Task requirements
Repeat the whole listing below, word for word.

** start of Input material **

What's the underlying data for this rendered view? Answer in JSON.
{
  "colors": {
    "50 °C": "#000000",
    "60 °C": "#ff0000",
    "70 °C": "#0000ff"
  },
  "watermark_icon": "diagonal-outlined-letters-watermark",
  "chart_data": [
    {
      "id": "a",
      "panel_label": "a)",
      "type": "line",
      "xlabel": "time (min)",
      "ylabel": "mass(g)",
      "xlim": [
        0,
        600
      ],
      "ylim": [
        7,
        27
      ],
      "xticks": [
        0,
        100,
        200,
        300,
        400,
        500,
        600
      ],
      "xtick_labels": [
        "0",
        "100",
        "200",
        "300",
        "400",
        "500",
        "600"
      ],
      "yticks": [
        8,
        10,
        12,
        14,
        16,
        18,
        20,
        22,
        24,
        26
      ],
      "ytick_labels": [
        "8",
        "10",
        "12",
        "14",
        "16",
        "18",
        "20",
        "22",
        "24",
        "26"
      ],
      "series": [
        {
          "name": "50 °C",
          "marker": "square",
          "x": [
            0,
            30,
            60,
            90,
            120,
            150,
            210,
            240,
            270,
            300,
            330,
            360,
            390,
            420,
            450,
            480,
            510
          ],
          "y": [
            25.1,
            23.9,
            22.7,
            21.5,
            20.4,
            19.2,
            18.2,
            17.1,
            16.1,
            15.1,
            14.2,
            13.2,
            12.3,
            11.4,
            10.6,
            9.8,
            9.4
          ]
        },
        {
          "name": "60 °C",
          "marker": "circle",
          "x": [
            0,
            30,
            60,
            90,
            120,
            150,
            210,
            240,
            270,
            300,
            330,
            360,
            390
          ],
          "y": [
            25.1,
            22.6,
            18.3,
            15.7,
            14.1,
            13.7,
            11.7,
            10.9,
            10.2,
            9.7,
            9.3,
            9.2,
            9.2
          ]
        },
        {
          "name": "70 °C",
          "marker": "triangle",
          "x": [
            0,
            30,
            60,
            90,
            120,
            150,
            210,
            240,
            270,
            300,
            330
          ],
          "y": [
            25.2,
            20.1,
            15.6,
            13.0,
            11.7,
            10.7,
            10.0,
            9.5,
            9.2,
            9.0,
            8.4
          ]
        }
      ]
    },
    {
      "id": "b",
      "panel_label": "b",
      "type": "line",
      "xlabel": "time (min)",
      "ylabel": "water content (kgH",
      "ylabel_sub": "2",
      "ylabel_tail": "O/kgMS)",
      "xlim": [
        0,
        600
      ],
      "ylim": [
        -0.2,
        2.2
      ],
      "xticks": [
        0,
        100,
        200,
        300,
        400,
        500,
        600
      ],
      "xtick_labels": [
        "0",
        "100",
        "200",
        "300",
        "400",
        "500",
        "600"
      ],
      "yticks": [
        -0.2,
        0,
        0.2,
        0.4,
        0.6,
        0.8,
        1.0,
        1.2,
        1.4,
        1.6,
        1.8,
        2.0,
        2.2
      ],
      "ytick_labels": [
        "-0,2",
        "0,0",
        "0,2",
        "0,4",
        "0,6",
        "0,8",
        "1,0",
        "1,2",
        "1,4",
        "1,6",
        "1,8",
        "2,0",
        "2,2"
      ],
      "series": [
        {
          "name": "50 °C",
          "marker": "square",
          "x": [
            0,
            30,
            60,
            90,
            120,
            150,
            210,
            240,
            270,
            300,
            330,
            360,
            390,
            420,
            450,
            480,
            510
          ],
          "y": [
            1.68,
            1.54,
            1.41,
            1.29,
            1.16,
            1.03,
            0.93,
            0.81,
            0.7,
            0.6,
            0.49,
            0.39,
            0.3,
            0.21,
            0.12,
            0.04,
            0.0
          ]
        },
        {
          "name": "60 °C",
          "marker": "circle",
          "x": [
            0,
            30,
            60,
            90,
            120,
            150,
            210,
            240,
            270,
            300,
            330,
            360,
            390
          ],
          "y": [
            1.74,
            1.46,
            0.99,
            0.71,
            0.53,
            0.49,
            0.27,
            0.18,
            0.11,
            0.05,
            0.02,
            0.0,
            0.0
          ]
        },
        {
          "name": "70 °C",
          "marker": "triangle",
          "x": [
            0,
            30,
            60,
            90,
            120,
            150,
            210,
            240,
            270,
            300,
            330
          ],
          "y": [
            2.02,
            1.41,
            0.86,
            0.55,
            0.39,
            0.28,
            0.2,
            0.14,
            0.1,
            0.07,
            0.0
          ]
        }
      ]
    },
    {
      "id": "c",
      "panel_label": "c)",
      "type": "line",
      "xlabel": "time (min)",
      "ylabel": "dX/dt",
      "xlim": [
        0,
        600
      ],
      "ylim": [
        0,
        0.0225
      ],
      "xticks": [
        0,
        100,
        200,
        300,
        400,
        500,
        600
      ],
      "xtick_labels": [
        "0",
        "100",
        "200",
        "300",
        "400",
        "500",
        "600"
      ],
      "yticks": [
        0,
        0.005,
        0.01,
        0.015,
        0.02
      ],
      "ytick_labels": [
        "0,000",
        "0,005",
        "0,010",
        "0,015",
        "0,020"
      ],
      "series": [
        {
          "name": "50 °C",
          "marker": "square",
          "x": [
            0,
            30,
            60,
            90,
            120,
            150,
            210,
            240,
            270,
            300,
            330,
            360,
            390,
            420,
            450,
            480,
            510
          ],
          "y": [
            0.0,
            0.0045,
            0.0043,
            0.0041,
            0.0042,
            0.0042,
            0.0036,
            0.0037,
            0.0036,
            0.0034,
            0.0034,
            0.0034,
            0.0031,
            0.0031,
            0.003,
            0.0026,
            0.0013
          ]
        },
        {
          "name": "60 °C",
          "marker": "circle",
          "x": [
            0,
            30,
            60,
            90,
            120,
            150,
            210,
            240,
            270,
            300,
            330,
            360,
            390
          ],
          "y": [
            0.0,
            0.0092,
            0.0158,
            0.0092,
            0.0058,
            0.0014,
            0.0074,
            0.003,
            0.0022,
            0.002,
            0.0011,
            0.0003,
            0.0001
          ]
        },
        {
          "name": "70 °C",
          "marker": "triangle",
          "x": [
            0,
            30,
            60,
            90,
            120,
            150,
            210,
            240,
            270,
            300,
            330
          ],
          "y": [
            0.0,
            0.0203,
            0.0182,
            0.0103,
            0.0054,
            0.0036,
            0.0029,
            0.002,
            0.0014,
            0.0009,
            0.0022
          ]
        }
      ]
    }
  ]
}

** end of Input material **

Task result
What's the underlying data for this rendered view? Answer in JSON.
{
  "colors": {
    "50 °C": "#000000",
    "60 °C": "#ff0000",
    "70 °C": "#0000ff"
  },
  "watermark_icon": "diagonal-outlined-letters-watermark",
  "chart_data": [
    {
      "id": "a",
      "panel_label": "a)",
      "type": "line",
      "xlabel": "time (min)",
      "ylabel": "mass(g)",
      "xlim": [
        0,
        600
      ],
      "ylim": [
        7,
        27
      ],
      "xticks": [
        0,
        100,
        200,
        300,
        400,
        500,
        600
      ],
      "xtick_labels": [
        "0",
        "100",
        "200",
        "300",
        "400",
        "500",
        "600"
      ],
      "yticks": [
        8,
        10,
        12,
        14,
        16,
        18,
        20,
        22,
        24,
        26
      ],
      "ytick_labels": [
        "8",
        "10",
        "12",
        "14",
        "16",
        "18",
        "20",
        "22",
        "24",
        "26"
      ],
      "series": [
        {
          "name": "50 °C",
          "marker": "square",
          "x": [
            0,
            30,
            60,
            90,
            120,
            150,
            210,
            240,
            270,
            300,
            330,
            360,
            390,
            420,
            450,
            480,
            510
          ],
          "y": [
            25.1,
            23.9,
            22.7,
            21.5,
            20.4,
            19.2,
            18.2,
            17.1,
            16.1,
            15.1,
            14.2,
            13.2,
            12.3,
            11.4,
            10.6,
            9.8,
            9.4
          ]
        },
        {
          "name": "60 °C",
          "marker": "circle",
          "x": [
            0,
            30,
            60,
            90,
            120,
            150,
            210,
            240,
            270,
            300,
            330,
            360,
            390
          ],
          "y": [
            25.1,
            22.6,
            18.3,
            15.7,
            14.1,
            13.7,
            11.7,
            10.9,
            10.2,
            9.7,
            9.3,
            9.2,
            9.2
          ]
        },
        {
          "name": "70 °C",
          "marker": "triangle",
          "x": [
            0,
            30,
            60,
            90,
            120,
            150,
            210,
            240,
            270,
            300,
            330
          ],
          "y": [
            25.2,
            20.1,
            15.6,
            13.0,
            11.7,
            10.7,
            10.0,
            9.5,
            9.2,
            9.0,
            8.4
          ]
        }
      ]
    },
    {
      "id": "b",
      "panel_label": "b",
      "type": "line",
      "xlabel": "time (min)",
      "ylabel": "water content (kgH",
      "ylabel_sub": "2",
      "ylabel_tail": "O/kgMS)",
      "xlim": [
        0,
        600
      ],
      "ylim": [
        -0.2,
        2.2
      ],
      "xticks": [
        0,
        100,
        200,
        300,
        400,
        500,
        600
      ],
      "xtick_labels": [
        "0",
        "100",
        "200",
        "300",
        "400",
        "500",
        "600"
      ],
      "yticks": [
        -0.2,
        0,
        0.2,
        0.4,
        0.6,
        0.8,
        1.0,
        1.2,
        1.4,
        1.6,
        1.8,
        2.0,
        2.2
      ],
      "ytick_labels": [
        "-0,2",
        "0,0",
        "0,2",
        "0,4",
        "0,6",
        "0,8",
        "1,0",
        "1,2",
        "1,4",
        "1,6",
        "1,8",
        "2,0",
        "2,2"
      ],
      "series": [
        {
          "name": "50 °C",
          "marker": "square",
          "x": [
            0,
            30,
            60,
            90,
            120,
            150,
            210,
            240,
            270,
            300,
            330,
            360,
            390,
            420,
            450,
            480,
            510
          ],
          "y": [
            1.68,
            1.54,
            1.41,
            1.29,
            1.16,
            1.03,
            0.93,
            0.81,
            0.7,
            0.6,
            0.49,
            0.39,
            0.3,
            0.21,
            0.12,
            0.04,
            0.0
          ]
        },
        {
          "name": "60 °C",
          "marker": "circle",
          "x": [
            0,
            30,
            60,
            90,
            120,
            150,
            210,
            240,
            270,
            300,
            330,
            360,
            390
          ],
          "y": [
            1.74,
            1.46,
            0.99,
            0.71,
            0.53,
            0.49,
            0.27,
            0.18,
            0.11,
            0.05,
            0.02,
            0.0,
            0.0
          ]
        },
        {
          "name": "70 °C",
          "marker": "triangle",
          "x": [
            0,
            30,
            60,
            90,
            120,
            150,
            210,
            240,
            270,
            300,
            330
          ],
          "y": [
            2.02,
            1.41,
            0.86,
            0.55,
            0.39,
            0.28,
            0.2,
            0.14,
            0.1,
            0.07,
            0.0
          ]
        }
      ]
    },
    {
      "id": "c",
      "panel_label": "c)",
      "type": "line",
      "xlabel": "time (min)",
      "ylabel": "dX/dt",
      "xlim": [
        0,
        600
      ],
      "ylim": [
        0,
        0.0225
      ],
      "xticks": [
        0,
        100,
        200,
        300,
        400,
        500,
        600
      ],
      "xtick_labels": [
        "0",
        "100",
        "200",
        "300",
        "400",
        "500",
        "600"
      ],
      "yticks": [
        0,
        0.005,
        0.01,
        0.015,
        0.02
      ],
      "ytick_labels": [
        "0,000",
        "0,005",
        "0,010",
        "0,015",
        "0,020"
      ],
      "series": [
        {
          "name": "50 °C",
          "marker": "square",
          "x": [
            0,
            30,
            60,
            90,
            120,
            150,
            210,
            240,
            270,
            300,
            330,
            360,
            390,
            420,
            450,
            480,
            510
          ],
          "y": [
            0.0,
            0.0045,
            0.0043,
            0.0041,
            0.0042,
            0.0042,
            0.0036,
            0.0037,
            0.0036,
            0.0034,
            0.0034,
            0.0034,
            0.0031,
            0.0031,
            0.003,
            0.0026,
            0.0013
          ]
        },
        {
          "name": "60 °C",
          "marker": "circle",
          "x": [
            0,
            30,
            60,
            90,
            120,
            150,
            210,
            240,
            270,
            300,
            330,
            360,
            390
          ],
          "y": [
            0.0,
            0.0092,
            0.0158,
            0.0092,
            0.0058,
            0.0014,
            0.0074,
            0.003,
            0.0022,
            0.002,
            0.0011,
            0.0003,
            0.0001
          ]
        },
        {
          "name": "70 °C",
          "marker": "triangle",
          "x": [
            0,
            30,
            60,
            90,
            120,
            150,
            210,
            240,
            270,
            300,
            330
          ],
          "y": [
            0.0,
            0.0203,
            0.0182,
            0.0103,
            0.0054,
            0.0036,
            0.0029,
            0.002,
            0.0014,
            0.0009,
            0.0022
          ]
        }
      ]
    }
  ]
}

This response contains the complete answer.